--- Exercise instructions ---
Copy each line below in which the word "companion" occurs.

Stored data
--- Begin ---

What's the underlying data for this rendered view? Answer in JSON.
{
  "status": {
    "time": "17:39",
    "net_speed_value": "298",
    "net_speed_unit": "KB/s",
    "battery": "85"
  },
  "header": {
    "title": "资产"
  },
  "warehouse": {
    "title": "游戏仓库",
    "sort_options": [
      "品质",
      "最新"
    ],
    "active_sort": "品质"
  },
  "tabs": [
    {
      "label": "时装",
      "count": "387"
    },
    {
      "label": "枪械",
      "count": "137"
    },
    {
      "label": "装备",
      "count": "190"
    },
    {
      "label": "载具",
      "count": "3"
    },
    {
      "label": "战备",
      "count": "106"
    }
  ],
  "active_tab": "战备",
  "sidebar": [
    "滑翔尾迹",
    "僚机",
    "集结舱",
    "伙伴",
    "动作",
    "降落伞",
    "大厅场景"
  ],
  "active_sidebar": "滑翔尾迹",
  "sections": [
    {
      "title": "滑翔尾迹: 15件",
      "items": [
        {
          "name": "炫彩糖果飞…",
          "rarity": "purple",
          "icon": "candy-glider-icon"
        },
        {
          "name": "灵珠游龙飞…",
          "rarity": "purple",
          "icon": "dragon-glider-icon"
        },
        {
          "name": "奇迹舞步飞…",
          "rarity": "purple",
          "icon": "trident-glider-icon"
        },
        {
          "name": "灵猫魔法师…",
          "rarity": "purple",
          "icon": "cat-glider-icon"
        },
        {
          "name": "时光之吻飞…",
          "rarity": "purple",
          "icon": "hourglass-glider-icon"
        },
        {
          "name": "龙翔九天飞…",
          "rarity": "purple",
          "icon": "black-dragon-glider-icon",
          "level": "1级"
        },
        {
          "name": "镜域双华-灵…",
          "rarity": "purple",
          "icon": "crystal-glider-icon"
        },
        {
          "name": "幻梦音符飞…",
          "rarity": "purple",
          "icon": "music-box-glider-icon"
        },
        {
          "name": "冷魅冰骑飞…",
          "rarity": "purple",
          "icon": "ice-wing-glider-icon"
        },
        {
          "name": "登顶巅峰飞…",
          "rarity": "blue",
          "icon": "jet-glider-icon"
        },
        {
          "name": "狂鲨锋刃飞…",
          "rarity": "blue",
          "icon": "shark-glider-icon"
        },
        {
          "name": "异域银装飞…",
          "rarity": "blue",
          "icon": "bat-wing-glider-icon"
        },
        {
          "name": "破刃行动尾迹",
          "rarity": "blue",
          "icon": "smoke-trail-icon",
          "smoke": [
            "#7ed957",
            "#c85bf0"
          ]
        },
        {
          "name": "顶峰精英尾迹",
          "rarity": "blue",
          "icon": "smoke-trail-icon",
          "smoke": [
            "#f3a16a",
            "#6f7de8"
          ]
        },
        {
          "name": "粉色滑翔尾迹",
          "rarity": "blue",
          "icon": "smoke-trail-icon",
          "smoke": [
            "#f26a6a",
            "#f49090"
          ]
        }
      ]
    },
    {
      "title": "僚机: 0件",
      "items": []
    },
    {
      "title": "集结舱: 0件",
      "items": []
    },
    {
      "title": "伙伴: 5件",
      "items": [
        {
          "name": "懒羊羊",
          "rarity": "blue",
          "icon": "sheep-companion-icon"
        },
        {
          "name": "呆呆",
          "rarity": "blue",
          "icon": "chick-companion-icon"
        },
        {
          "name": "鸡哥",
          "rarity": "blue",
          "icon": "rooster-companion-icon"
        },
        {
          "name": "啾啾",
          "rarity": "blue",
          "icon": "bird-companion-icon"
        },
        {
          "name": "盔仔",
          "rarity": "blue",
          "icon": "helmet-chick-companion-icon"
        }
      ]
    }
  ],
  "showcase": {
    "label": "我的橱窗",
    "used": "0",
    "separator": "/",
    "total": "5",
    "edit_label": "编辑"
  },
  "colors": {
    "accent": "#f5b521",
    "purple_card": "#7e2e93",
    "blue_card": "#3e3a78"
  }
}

--- End ---

--- Expected answer ---
          "icon": "sheep-companion-icon"
          "icon": "chick-companion-icon"
          "icon": "rooster-companion-icon"
          "icon": "bird-companion-icon"
          "icon": "helmet-chick-companion-icon"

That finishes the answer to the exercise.